#### [Listing]
----

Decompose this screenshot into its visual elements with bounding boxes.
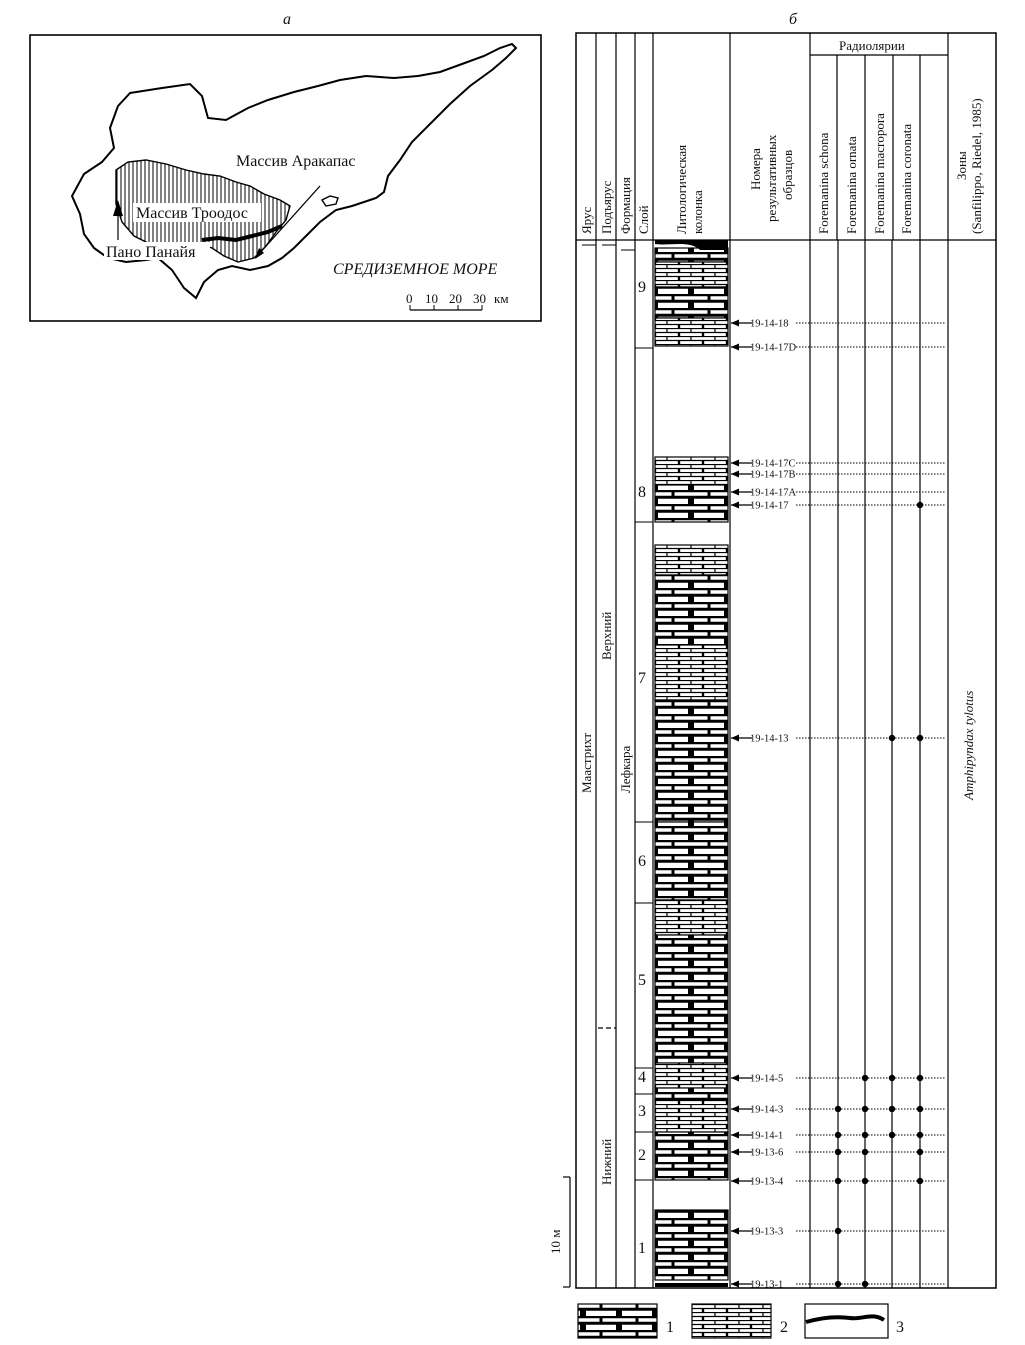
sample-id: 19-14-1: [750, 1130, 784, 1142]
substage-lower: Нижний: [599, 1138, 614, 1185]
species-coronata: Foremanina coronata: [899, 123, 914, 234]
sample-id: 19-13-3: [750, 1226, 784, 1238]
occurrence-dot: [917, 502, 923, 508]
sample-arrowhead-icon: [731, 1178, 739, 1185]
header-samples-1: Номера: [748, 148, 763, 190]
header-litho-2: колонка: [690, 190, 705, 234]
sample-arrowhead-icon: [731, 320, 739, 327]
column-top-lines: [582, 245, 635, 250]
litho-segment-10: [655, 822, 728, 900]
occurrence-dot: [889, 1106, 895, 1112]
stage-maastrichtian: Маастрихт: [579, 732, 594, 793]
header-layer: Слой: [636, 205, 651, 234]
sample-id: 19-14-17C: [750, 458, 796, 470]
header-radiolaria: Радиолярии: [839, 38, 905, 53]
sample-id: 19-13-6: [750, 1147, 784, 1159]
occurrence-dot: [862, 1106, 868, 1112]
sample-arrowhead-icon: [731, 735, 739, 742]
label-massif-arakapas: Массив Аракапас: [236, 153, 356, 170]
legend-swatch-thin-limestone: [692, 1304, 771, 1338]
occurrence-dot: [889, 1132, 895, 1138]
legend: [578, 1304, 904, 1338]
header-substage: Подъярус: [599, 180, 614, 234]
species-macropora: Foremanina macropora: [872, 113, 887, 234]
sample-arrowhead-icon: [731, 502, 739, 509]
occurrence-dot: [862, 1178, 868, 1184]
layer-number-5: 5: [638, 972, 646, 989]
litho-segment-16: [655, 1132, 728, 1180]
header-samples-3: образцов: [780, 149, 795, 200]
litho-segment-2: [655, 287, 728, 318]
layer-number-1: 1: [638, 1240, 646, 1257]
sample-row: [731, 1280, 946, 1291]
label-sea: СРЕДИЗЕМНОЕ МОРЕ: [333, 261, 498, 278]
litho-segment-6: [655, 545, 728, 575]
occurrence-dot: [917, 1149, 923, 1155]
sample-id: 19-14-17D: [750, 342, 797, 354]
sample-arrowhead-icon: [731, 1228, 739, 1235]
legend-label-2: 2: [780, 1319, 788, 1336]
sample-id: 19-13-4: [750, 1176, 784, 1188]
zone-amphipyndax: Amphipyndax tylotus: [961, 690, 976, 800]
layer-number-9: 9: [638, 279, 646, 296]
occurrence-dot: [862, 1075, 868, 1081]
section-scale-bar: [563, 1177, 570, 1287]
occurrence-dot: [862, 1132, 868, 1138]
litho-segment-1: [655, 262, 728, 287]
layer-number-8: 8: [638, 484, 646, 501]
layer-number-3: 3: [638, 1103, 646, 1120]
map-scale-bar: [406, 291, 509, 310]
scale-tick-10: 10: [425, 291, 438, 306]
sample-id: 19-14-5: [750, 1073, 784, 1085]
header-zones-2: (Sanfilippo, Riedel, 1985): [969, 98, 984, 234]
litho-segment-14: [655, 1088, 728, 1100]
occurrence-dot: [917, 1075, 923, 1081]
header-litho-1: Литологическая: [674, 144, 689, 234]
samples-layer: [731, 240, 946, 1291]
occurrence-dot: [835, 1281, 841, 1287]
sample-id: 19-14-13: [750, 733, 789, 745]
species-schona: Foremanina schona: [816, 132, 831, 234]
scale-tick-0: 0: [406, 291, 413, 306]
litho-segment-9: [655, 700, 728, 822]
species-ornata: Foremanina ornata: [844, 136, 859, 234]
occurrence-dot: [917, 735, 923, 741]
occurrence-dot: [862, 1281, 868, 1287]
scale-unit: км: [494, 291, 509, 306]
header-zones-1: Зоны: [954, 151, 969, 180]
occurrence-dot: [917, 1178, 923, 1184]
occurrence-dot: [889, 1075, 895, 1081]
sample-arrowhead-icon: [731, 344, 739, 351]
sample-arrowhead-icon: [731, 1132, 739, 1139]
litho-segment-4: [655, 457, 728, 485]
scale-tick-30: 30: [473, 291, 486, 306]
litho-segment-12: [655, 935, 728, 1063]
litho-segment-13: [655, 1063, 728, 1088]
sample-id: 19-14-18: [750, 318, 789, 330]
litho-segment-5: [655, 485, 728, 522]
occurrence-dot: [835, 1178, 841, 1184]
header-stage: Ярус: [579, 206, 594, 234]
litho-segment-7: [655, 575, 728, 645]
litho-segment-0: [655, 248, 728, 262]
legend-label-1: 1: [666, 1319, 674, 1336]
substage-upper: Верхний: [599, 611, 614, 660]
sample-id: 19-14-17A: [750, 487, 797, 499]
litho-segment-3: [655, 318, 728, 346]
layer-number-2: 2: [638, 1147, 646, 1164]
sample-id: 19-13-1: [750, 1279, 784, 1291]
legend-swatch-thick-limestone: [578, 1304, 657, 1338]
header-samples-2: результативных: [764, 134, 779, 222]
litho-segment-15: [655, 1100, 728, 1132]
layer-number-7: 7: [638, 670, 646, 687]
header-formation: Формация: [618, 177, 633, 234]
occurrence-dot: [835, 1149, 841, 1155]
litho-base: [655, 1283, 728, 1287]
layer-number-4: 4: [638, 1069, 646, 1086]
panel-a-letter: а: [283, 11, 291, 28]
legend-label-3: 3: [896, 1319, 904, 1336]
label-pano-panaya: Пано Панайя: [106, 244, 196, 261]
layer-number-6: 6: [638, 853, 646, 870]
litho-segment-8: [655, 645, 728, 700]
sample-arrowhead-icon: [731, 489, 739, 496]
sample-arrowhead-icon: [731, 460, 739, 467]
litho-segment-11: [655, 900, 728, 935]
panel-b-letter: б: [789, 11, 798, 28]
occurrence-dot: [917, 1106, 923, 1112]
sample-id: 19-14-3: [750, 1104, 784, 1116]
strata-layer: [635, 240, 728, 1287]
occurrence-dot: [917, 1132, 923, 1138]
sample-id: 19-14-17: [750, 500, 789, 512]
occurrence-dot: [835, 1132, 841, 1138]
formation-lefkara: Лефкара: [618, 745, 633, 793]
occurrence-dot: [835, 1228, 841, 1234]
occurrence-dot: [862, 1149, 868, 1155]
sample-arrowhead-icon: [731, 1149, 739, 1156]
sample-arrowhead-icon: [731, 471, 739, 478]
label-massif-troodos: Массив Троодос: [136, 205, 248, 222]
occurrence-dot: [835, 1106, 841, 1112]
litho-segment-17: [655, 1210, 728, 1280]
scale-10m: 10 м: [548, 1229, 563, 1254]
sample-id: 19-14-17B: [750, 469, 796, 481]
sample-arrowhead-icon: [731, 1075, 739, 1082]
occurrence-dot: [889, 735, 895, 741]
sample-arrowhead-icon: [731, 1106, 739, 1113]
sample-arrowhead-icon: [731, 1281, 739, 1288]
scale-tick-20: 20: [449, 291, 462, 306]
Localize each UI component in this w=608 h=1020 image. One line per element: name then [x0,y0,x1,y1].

----

#### [What the task requires]
How many lines in the items above contain the string "Foremanina"? Case counts. Reply with the number alone.

#### [Problem solution]
4